Exercise >> Without the pictures, set down the records below word for word.

Material for the task >>

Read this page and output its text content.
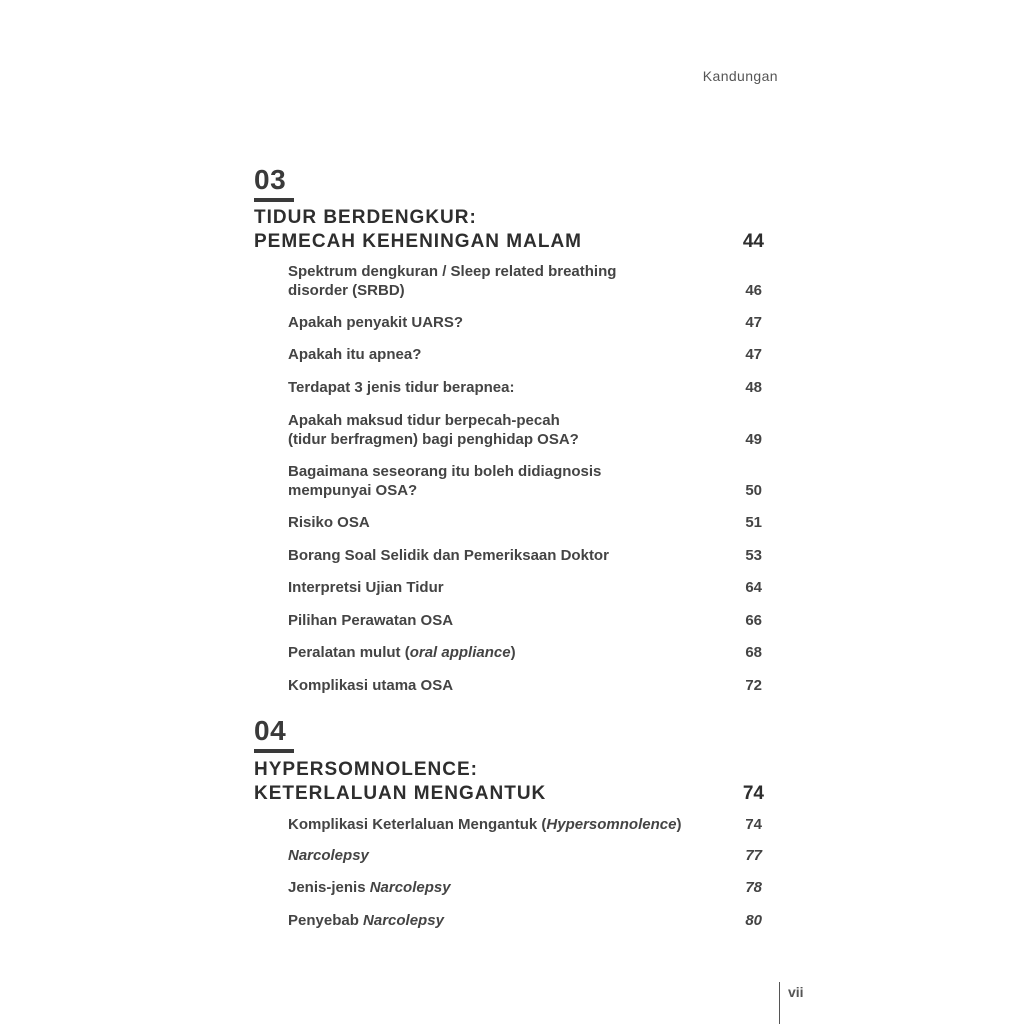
Kandungan
03
TIDUR BERDENGKUR:
PEMECAH KEHENINGAN MALAM	44
Spektrum dengkuran / Sleep related breathing
disorder (SRBD)	46
Apakah penyakit UARS?	47
Apakah itu apnea?	47
Terdapat 3 jenis tidur berapnea:	48
Apakah maksud tidur berpecah-pecah
(tidur berfragmen) bagi penghidap OSA?	49
Bagaimana seseorang itu boleh didiagnosis
mempunyai OSA?	50
Risiko OSA	51
Borang Soal Selidik dan Pemeriksaan Doktor	53
Interpretsi Ujian Tidur	64
Pilihan Perawatan OSA	66
Peralatan mulut (oral appliance)	68
Komplikasi utama OSA	72
04
HYPERSOMNOLENCE:
KETERLALUAN MENGANTUK	74
Komplikasi Keterlaluan Mengantuk (Hypersomnolence)	74
Narcolepsy	77
Jenis-jenis Narcolepsy	78
Penyebab Narcolepsy	80
vii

Solution below >>
Read this page and output its text content.
Kandungan
03
TIDUR BERDENGKUR:
PEMECAH KEHENINGAN MALAM	44
Spektrum dengkuran / Sleep related breathing
disorder (SRBD)	46
Apakah penyakit UARS?	47
Apakah itu apnea?	47
Terdapat 3 jenis tidur berapnea:	48
Apakah maksud tidur berpecah-pecah
(tidur berfragmen) bagi penghidap OSA?	49
Bagaimana seseorang itu boleh didiagnosis
mempunyai OSA?	50
Risiko OSA	51
Borang Soal Selidik dan Pemeriksaan Doktor	53
Interpretsi Ujian Tidur	64
Pilihan Perawatan OSA	66
Peralatan mulut (oral appliance)	68
Komplikasi utama OSA	72
04
HYPERSOMNOLENCE:
KETERLALUAN MENGANTUK	74
Komplikasi Keterlaluan Mengantuk (Hypersomnolence)	74
Narcolepsy	77
Jenis-jenis Narcolepsy	78
Penyebab Narcolepsy	80
vii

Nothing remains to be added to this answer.